- AVAILABLE DATA:

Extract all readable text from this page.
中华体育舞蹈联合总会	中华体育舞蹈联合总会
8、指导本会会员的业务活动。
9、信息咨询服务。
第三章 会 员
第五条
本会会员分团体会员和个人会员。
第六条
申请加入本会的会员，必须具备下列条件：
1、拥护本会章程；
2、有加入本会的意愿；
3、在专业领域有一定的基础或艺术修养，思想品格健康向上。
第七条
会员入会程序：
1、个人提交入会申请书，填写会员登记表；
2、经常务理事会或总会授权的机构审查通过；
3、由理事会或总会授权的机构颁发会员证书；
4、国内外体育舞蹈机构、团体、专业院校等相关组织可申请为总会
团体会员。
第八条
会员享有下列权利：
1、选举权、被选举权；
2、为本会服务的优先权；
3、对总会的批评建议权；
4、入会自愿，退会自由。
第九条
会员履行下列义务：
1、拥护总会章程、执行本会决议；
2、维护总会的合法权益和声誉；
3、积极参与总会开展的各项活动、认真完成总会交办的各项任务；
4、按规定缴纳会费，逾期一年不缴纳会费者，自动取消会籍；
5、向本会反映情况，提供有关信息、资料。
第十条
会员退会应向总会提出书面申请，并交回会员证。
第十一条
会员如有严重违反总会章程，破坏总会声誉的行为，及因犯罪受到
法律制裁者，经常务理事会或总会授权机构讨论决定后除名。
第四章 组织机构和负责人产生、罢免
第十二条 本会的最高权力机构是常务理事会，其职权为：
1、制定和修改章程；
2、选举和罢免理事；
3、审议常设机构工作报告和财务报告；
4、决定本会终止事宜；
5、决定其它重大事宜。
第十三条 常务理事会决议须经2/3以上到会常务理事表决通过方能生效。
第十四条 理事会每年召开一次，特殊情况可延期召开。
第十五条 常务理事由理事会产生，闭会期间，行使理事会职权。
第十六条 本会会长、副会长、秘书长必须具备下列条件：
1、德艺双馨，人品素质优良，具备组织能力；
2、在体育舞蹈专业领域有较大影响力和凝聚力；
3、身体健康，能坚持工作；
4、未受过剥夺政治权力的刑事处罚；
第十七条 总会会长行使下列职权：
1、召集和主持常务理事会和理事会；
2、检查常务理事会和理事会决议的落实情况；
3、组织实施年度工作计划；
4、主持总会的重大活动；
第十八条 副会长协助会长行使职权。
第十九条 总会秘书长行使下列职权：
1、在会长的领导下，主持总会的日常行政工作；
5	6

- EXERCISE: Repeat the entries above exactly, leaving nothing out.

- SOLVED EXERCISE:
Extract all readable text from this page.
中华体育舞蹈联合总会	中华体育舞蹈联合总会
8、指导本会会员的业务活动。
9、信息咨询服务。
第三章 会 员
第五条
本会会员分团体会员和个人会员。
第六条
申请加入本会的会员，必须具备下列条件：
1、拥护本会章程；
2、有加入本会的意愿；
3、在专业领域有一定的基础或艺术修养，思想品格健康向上。
第七条
会员入会程序：
1、个人提交入会申请书，填写会员登记表；
2、经常务理事会或总会授权的机构审查通过；
3、由理事会或总会授权的机构颁发会员证书；
4、国内外体育舞蹈机构、团体、专业院校等相关组织可申请为总会
团体会员。
第八条
会员享有下列权利：
1、选举权、被选举权；
2、为本会服务的优先权；
3、对总会的批评建议权；
4、入会自愿，退会自由。
第九条
会员履行下列义务：
1、拥护总会章程、执行本会决议；
2、维护总会的合法权益和声誉；
3、积极参与总会开展的各项活动、认真完成总会交办的各项任务；
4、按规定缴纳会费，逾期一年不缴纳会费者，自动取消会籍；
5、向本会反映情况，提供有关信息、资料。
第十条
会员退会应向总会提出书面申请，并交回会员证。
第十一条
会员如有严重违反总会章程，破坏总会声誉的行为，及因犯罪受到
法律制裁者，经常务理事会或总会授权机构讨论决定后除名。
第四章 组织机构和负责人产生、罢免
第十二条 本会的最高权力机构是常务理事会，其职权为：
1、制定和修改章程；
2、选举和罢免理事；
3、审议常设机构工作报告和财务报告；
4、决定本会终止事宜；
5、决定其它重大事宜。
第十三条 常务理事会决议须经2/3以上到会常务理事表决通过方能生效。
第十四条 理事会每年召开一次，特殊情况可延期召开。
第十五条 常务理事由理事会产生，闭会期间，行使理事会职权。
第十六条 本会会长、副会长、秘书长必须具备下列条件：
1、德艺双馨，人品素质优良，具备组织能力；
2、在体育舞蹈专业领域有较大影响力和凝聚力；
3、身体健康，能坚持工作；
4、未受过剥夺政治权力的刑事处罚；
第十七条 总会会长行使下列职权：
1、召集和主持常务理事会和理事会；
2、检查常务理事会和理事会决议的落实情况；
3、组织实施年度工作计划；
4、主持总会的重大活动；
第十八条 副会长协助会长行使职权。
第十九条 总会秘书长行使下列职权：
1、在会长的领导下，主持总会的日常行政工作；
5	6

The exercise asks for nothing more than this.